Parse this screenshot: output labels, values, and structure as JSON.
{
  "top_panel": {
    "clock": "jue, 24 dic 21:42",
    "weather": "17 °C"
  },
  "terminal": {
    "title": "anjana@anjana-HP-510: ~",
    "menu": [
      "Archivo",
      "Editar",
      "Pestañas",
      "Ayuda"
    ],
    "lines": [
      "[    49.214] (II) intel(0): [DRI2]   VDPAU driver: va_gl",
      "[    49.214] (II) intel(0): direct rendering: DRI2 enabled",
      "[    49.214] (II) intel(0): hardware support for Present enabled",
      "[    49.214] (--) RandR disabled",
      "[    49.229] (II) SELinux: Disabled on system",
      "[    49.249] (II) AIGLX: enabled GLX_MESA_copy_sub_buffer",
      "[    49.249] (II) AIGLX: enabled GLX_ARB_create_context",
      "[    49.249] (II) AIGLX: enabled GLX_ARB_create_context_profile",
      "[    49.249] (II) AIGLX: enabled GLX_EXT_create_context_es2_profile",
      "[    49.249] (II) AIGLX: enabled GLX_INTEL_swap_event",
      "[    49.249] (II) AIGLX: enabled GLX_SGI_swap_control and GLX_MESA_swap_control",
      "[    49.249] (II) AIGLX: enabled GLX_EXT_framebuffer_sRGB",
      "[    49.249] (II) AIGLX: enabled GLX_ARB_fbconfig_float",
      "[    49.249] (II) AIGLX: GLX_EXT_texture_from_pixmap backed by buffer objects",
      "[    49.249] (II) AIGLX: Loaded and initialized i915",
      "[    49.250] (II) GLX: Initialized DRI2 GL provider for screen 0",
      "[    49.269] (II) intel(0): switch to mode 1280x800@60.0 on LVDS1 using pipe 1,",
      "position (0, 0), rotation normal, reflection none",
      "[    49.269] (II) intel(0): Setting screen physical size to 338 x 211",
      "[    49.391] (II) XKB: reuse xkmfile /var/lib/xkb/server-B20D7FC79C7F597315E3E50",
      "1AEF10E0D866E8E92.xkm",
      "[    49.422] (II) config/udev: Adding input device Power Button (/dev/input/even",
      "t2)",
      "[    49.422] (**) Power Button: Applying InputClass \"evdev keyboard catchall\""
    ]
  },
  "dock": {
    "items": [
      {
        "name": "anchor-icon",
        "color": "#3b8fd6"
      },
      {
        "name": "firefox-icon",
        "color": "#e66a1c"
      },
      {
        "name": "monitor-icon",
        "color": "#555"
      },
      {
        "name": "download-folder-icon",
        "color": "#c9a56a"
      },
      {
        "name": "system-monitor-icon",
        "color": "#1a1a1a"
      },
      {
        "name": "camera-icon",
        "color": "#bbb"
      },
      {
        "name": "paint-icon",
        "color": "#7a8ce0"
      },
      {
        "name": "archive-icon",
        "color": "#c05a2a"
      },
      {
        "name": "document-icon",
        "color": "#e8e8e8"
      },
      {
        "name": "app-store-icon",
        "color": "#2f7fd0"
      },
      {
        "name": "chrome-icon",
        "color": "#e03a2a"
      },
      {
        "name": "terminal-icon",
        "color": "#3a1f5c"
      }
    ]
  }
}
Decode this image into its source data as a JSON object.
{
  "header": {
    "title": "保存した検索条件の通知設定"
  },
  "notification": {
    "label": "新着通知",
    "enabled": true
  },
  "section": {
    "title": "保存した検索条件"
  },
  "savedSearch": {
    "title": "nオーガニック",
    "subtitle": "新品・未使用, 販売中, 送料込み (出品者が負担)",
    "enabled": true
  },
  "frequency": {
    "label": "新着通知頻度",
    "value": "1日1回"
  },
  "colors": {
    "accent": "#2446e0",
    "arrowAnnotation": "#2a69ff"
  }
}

**Short task**
Gather every line from the listing above in which "Button" appears, and copy those lines.

**Task result**
      "[    49.422] (II) config/udev: Adding input device Power Button (/dev/input/even",
      "[    49.422] (**) Power Button: Applying InputClass \"evdev keyboard catchall\""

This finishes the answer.